- [INSTRUCTIONS FOR THE TASK] Below are records to transcribe exactly, without their pictures.

## start SUPPLIED ENTRIES

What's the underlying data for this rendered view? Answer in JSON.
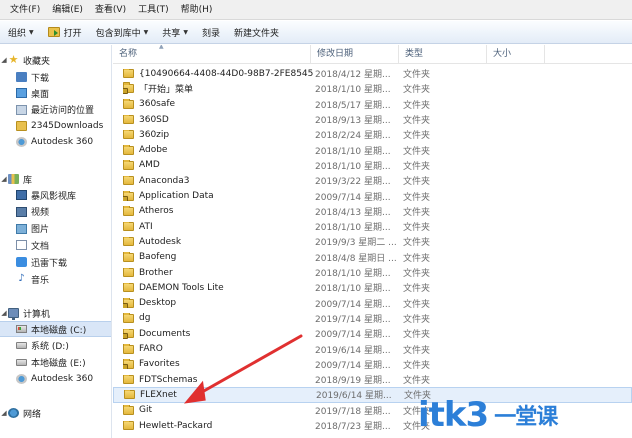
{
  "menu": [
    "文件(F)",
    "编辑(E)",
    "查看(V)",
    "工具(T)",
    "帮助(H)"
  ],
  "toolbar": [
    {
      "label": "组织",
      "caret": true,
      "icon": ""
    },
    {
      "label": "打开",
      "caret": false,
      "icon": "open-icon"
    },
    {
      "label": "包含到库中",
      "caret": true,
      "icon": ""
    },
    {
      "label": "共享",
      "caret": true,
      "icon": ""
    },
    {
      "label": "刻录",
      "caret": false,
      "icon": ""
    },
    {
      "label": "新建文件夹",
      "caret": false,
      "icon": ""
    }
  ],
  "nav": {
    "favorites": {
      "label": "收藏夹",
      "icon": "star-icon"
    },
    "favorite_items": [
      {
        "label": "下载",
        "icon": "download-icon"
      },
      {
        "label": "桌面",
        "icon": "desktop-icon"
      },
      {
        "label": "最近访问的位置",
        "icon": "recent-icon"
      },
      {
        "label": "2345Downloads",
        "icon": "folder-icon"
      },
      {
        "label": "Autodesk 360",
        "icon": "netdrive-icon"
      }
    ],
    "libraries": {
      "label": "库",
      "icon": "library-icon"
    },
    "library_items": [
      {
        "label": "暴风影视库",
        "icon": "video-lib-icon"
      },
      {
        "label": "视频",
        "icon": "video-icon"
      },
      {
        "label": "图片",
        "icon": "picture-icon"
      },
      {
        "label": "文档",
        "icon": "doc-icon"
      },
      {
        "label": "迅雷下载",
        "icon": "xunlei-icon"
      },
      {
        "label": "音乐",
        "icon": "music-icon"
      }
    ],
    "computer": {
      "label": "计算机",
      "icon": "computer-icon"
    },
    "computer_items": [
      {
        "label": "本地磁盘 (C:)",
        "icon": "drive-win-icon",
        "selected": true
      },
      {
        "label": "系统 (D:)",
        "icon": "drive-icon",
        "selected": false
      },
      {
        "label": "本地磁盘 (E:)",
        "icon": "drive-icon",
        "selected": false
      },
      {
        "label": "Autodesk 360",
        "icon": "netdrive-icon",
        "selected": false
      }
    ],
    "network": {
      "label": "网络",
      "icon": "network-icon"
    }
  },
  "columns": {
    "name": "名称",
    "date": "修改日期",
    "type": "类型",
    "size": "大小"
  },
  "files": [
    {
      "name": "{10490664-4408-44D0-98B7-2FE8545...",
      "date": "2018/4/12 星期...",
      "type": "文件夹",
      "lock": false,
      "selected": false
    },
    {
      "name": "「开始」菜单",
      "date": "2018/1/10 星期...",
      "type": "文件夹",
      "lock": true,
      "selected": false
    },
    {
      "name": "360safe",
      "date": "2018/5/17 星期...",
      "type": "文件夹",
      "lock": false,
      "selected": false
    },
    {
      "name": "360SD",
      "date": "2018/9/13 星期...",
      "type": "文件夹",
      "lock": false,
      "selected": false
    },
    {
      "name": "360zip",
      "date": "2018/2/24 星期...",
      "type": "文件夹",
      "lock": false,
      "selected": false
    },
    {
      "name": "Adobe",
      "date": "2018/1/10 星期...",
      "type": "文件夹",
      "lock": false,
      "selected": false
    },
    {
      "name": "AMD",
      "date": "2018/1/10 星期...",
      "type": "文件夹",
      "lock": false,
      "selected": false
    },
    {
      "name": "Anaconda3",
      "date": "2019/3/22 星期...",
      "type": "文件夹",
      "lock": false,
      "selected": false
    },
    {
      "name": "Application Data",
      "date": "2009/7/14 星期...",
      "type": "文件夹",
      "lock": true,
      "selected": false
    },
    {
      "name": "Atheros",
      "date": "2018/4/13 星期...",
      "type": "文件夹",
      "lock": false,
      "selected": false
    },
    {
      "name": "ATI",
      "date": "2018/1/10 星期...",
      "type": "文件夹",
      "lock": false,
      "selected": false
    },
    {
      "name": "Autodesk",
      "date": "2019/9/3 星期二 ...",
      "type": "文件夹",
      "lock": false,
      "selected": false
    },
    {
      "name": "Baofeng",
      "date": "2018/4/8 星期日 ...",
      "type": "文件夹",
      "lock": false,
      "selected": false
    },
    {
      "name": "Brother",
      "date": "2018/1/10 星期...",
      "type": "文件夹",
      "lock": false,
      "selected": false
    },
    {
      "name": "DAEMON Tools Lite",
      "date": "2018/1/10 星期...",
      "type": "文件夹",
      "lock": false,
      "selected": false
    },
    {
      "name": "Desktop",
      "date": "2009/7/14 星期...",
      "type": "文件夹",
      "lock": true,
      "selected": false
    },
    {
      "name": "dg",
      "date": "2019/7/14 星期...",
      "type": "文件夹",
      "lock": false,
      "selected": false
    },
    {
      "name": "Documents",
      "date": "2009/7/14 星期...",
      "type": "文件夹",
      "lock": true,
      "selected": false
    },
    {
      "name": "FARO",
      "date": "2019/6/14 星期...",
      "type": "文件夹",
      "lock": false,
      "selected": false
    },
    {
      "name": "Favorites",
      "date": "2009/7/14 星期...",
      "type": "文件夹",
      "lock": true,
      "selected": false
    },
    {
      "name": "FDTSchemas",
      "date": "2018/9/19 星期...",
      "type": "文件夹",
      "lock": false,
      "selected": false
    },
    {
      "name": "FLEXnet",
      "date": "2019/6/14 星期...",
      "type": "文件夹",
      "lock": false,
      "selected": true
    },
    {
      "name": "Git",
      "date": "2019/7/18 星期...",
      "type": "文件夹",
      "lock": false,
      "selected": false
    },
    {
      "name": "Hewlett-Packard",
      "date": "2018/7/23 星期...",
      "type": "文件夹",
      "lock": false,
      "selected": false
    }
  ],
  "watermark": {
    "text": "itk3",
    "cn": "一堂课"
  },
  "colors": {
    "arrow": "#e03030",
    "selection": "#e5effb",
    "watermark": "#2c7fd8"
  }
}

## end SUPPLIED ENTRIES

- [WORKED SOLUTION]
What's the underlying data for this rendered view? Answer in JSON.
{
  "menu": [
    "文件(F)",
    "编辑(E)",
    "查看(V)",
    "工具(T)",
    "帮助(H)"
  ],
  "toolbar": [
    {
      "label": "组织",
      "caret": true,
      "icon": ""
    },
    {
      "label": "打开",
      "caret": false,
      "icon": "open-icon"
    },
    {
      "label": "包含到库中",
      "caret": true,
      "icon": ""
    },
    {
      "label": "共享",
      "caret": true,
      "icon": ""
    },
    {
      "label": "刻录",
      "caret": false,
      "icon": ""
    },
    {
      "label": "新建文件夹",
      "caret": false,
      "icon": ""
    }
  ],
  "nav": {
    "favorites": {
      "label": "收藏夹",
      "icon": "star-icon"
    },
    "favorite_items": [
      {
        "label": "下载",
        "icon": "download-icon"
      },
      {
        "label": "桌面",
        "icon": "desktop-icon"
      },
      {
        "label": "最近访问的位置",
        "icon": "recent-icon"
      },
      {
        "label": "2345Downloads",
        "icon": "folder-icon"
      },
      {
        "label": "Autodesk 360",
        "icon": "netdrive-icon"
      }
    ],
    "libraries": {
      "label": "库",
      "icon": "library-icon"
    },
    "library_items": [
      {
        "label": "暴风影视库",
        "icon": "video-lib-icon"
      },
      {
        "label": "视频",
        "icon": "video-icon"
      },
      {
        "label": "图片",
        "icon": "picture-icon"
      },
      {
        "label": "文档",
        "icon": "doc-icon"
      },
      {
        "label": "迅雷下载",
        "icon": "xunlei-icon"
      },
      {
        "label": "音乐",
        "icon": "music-icon"
      }
    ],
    "computer": {
      "label": "计算机",
      "icon": "computer-icon"
    },
    "computer_items": [
      {
        "label": "本地磁盘 (C:)",
        "icon": "drive-win-icon",
        "selected": true
      },
      {
        "label": "系统 (D:)",
        "icon": "drive-icon",
        "selected": false
      },
      {
        "label": "本地磁盘 (E:)",
        "icon": "drive-icon",
        "selected": false
      },
      {
        "label": "Autodesk 360",
        "icon": "netdrive-icon",
        "selected": false
      }
    ],
    "network": {
      "label": "网络",
      "icon": "network-icon"
    }
  },
  "columns": {
    "name": "名称",
    "date": "修改日期",
    "type": "类型",
    "size": "大小"
  },
  "files": [
    {
      "name": "{10490664-4408-44D0-98B7-2FE8545...",
      "date": "2018/4/12 星期...",
      "type": "文件夹",
      "lock": false,
      "selected": false
    },
    {
      "name": "「开始」菜单",
      "date": "2018/1/10 星期...",
      "type": "文件夹",
      "lock": true,
      "selected": false
    },
    {
      "name": "360safe",
      "date": "2018/5/17 星期...",
      "type": "文件夹",
      "lock": false,
      "selected": false
    },
    {
      "name": "360SD",
      "date": "2018/9/13 星期...",
      "type": "文件夹",
      "lock": false,
      "selected": false
    },
    {
      "name": "360zip",
      "date": "2018/2/24 星期...",
      "type": "文件夹",
      "lock": false,
      "selected": false
    },
    {
      "name": "Adobe",
      "date": "2018/1/10 星期...",
      "type": "文件夹",
      "lock": false,
      "selected": false
    },
    {
      "name": "AMD",
      "date": "2018/1/10 星期...",
      "type": "文件夹",
      "lock": false,
      "selected": false
    },
    {
      "name": "Anaconda3",
      "date": "2019/3/22 星期...",
      "type": "文件夹",
      "lock": false,
      "selected": false
    },
    {
      "name": "Application Data",
      "date": "2009/7/14 星期...",
      "type": "文件夹",
      "lock": true,
      "selected": false
    },
    {
      "name": "Atheros",
      "date": "2018/4/13 星期...",
      "type": "文件夹",
      "lock": false,
      "selected": false
    },
    {
      "name": "ATI",
      "date": "2018/1/10 星期...",
      "type": "文件夹",
      "lock": false,
      "selected": false
    },
    {
      "name": "Autodesk",
      "date": "2019/9/3 星期二 ...",
      "type": "文件夹",
      "lock": false,
      "selected": false
    },
    {
      "name": "Baofeng",
      "date": "2018/4/8 星期日 ...",
      "type": "文件夹",
      "lock": false,
      "selected": false
    },
    {
      "name": "Brother",
      "date": "2018/1/10 星期...",
      "type": "文件夹",
      "lock": false,
      "selected": false
    },
    {
      "name": "DAEMON Tools Lite",
      "date": "2018/1/10 星期...",
      "type": "文件夹",
      "lock": false,
      "selected": false
    },
    {
      "name": "Desktop",
      "date": "2009/7/14 星期...",
      "type": "文件夹",
      "lock": true,
      "selected": false
    },
    {
      "name": "dg",
      "date": "2019/7/14 星期...",
      "type": "文件夹",
      "lock": false,
      "selected": false
    },
    {
      "name": "Documents",
      "date": "2009/7/14 星期...",
      "type": "文件夹",
      "lock": true,
      "selected": false
    },
    {
      "name": "FARO",
      "date": "2019/6/14 星期...",
      "type": "文件夹",
      "lock": false,
      "selected": false
    },
    {
      "name": "Favorites",
      "date": "2009/7/14 星期...",
      "type": "文件夹",
      "lock": true,
      "selected": false
    },
    {
      "name": "FDTSchemas",
      "date": "2018/9/19 星期...",
      "type": "文件夹",
      "lock": false,
      "selected": false
    },
    {
      "name": "FLEXnet",
      "date": "2019/6/14 星期...",
      "type": "文件夹",
      "lock": false,
      "selected": true
    },
    {
      "name": "Git",
      "date": "2019/7/18 星期...",
      "type": "文件夹",
      "lock": false,
      "selected": false
    },
    {
      "name": "Hewlett-Packard",
      "date": "2018/7/23 星期...",
      "type": "文件夹",
      "lock": false,
      "selected": false
    }
  ],
  "watermark": {
    "text": "itk3",
    "cn": "一堂课"
  },
  "colors": {
    "arrow": "#e03030",
    "selection": "#e5effb",
    "watermark": "#2c7fd8"
  }
}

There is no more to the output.